# Start of SUPPLIED RECORDS

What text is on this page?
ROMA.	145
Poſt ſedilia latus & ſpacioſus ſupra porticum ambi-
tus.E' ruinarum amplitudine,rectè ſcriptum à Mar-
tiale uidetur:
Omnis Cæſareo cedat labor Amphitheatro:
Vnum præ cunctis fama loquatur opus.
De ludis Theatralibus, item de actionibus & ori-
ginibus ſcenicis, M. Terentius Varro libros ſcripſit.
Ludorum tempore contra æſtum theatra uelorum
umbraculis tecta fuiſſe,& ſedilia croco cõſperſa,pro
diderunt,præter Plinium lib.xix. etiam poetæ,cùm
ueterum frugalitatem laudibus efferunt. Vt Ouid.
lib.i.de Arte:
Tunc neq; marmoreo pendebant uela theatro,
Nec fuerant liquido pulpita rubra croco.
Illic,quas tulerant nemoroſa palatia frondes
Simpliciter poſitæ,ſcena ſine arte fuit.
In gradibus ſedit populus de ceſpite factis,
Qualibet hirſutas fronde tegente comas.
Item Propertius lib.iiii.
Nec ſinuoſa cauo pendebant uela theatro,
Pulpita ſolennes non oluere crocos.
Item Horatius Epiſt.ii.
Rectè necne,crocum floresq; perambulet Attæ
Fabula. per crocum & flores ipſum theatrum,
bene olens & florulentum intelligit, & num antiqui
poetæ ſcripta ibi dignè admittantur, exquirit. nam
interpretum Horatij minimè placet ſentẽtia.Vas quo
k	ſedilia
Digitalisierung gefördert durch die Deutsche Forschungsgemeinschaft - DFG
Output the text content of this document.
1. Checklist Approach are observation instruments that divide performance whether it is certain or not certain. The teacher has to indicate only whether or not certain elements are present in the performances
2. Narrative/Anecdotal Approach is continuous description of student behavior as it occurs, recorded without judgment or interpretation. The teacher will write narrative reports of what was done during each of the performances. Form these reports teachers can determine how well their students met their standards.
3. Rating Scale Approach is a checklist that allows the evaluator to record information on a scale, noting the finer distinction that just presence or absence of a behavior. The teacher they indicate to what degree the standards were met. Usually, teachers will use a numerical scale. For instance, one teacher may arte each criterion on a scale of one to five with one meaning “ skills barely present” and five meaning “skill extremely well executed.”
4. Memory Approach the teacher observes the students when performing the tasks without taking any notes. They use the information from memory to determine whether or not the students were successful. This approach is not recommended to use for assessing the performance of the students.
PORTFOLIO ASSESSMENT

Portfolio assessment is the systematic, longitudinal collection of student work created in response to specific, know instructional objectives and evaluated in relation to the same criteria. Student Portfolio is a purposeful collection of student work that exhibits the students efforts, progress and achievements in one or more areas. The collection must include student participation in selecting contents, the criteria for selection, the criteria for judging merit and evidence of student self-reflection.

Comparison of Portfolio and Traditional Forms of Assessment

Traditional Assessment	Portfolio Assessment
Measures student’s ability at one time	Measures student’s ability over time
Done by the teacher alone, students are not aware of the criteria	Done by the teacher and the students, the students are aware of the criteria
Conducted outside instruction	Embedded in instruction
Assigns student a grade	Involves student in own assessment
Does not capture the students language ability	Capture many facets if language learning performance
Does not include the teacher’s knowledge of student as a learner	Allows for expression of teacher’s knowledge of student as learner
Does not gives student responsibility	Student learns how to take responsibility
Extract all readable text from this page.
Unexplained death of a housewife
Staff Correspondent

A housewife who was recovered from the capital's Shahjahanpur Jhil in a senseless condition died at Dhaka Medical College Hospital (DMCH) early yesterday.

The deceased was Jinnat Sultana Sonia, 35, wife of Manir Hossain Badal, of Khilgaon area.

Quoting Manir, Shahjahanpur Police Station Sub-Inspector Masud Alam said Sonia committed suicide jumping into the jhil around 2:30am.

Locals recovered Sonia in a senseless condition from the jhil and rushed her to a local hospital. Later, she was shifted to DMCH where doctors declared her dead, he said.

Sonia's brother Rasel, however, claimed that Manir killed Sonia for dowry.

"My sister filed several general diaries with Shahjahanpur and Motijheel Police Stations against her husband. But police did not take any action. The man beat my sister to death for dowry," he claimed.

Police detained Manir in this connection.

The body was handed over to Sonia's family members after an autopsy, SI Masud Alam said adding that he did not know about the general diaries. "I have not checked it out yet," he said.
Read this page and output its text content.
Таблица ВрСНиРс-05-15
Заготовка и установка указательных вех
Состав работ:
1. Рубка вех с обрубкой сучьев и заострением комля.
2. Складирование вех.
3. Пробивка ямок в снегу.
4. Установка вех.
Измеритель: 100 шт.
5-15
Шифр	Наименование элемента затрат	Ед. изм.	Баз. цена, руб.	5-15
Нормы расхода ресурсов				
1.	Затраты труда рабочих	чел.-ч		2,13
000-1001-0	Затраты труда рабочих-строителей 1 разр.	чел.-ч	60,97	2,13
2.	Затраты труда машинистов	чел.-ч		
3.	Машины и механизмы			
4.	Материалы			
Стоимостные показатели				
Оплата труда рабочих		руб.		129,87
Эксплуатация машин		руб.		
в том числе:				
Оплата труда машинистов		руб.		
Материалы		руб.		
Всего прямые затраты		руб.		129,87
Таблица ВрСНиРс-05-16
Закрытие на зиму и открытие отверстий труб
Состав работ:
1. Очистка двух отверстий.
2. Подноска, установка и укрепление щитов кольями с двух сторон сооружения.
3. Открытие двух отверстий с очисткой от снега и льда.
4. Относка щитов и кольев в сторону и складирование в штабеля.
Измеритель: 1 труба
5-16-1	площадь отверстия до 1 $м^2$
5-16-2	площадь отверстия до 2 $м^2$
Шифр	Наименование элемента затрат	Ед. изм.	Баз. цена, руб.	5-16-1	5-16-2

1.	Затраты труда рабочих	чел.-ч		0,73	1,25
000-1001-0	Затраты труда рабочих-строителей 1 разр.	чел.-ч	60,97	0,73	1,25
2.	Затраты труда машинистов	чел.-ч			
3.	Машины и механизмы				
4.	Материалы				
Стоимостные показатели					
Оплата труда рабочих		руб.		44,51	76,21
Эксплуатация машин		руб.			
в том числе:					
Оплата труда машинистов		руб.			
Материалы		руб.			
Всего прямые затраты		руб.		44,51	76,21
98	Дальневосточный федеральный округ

# End of SUPPLIED RECORDS

_PROBLEM_. Gather up the lines that contain the word "senseless".

_EXPECTED OUTPUT_.
A housewife who was recovered from the capital's Shahjahanpur Jhil in a senseless condition died at Dhaka Medical College Hospital (DMCH) early yesterday.
Locals recovered Sonia in a senseless condition from the jhil and rushed her to a local hospital. Later, she was shifted to DMCH where doctors declared her dead, he said.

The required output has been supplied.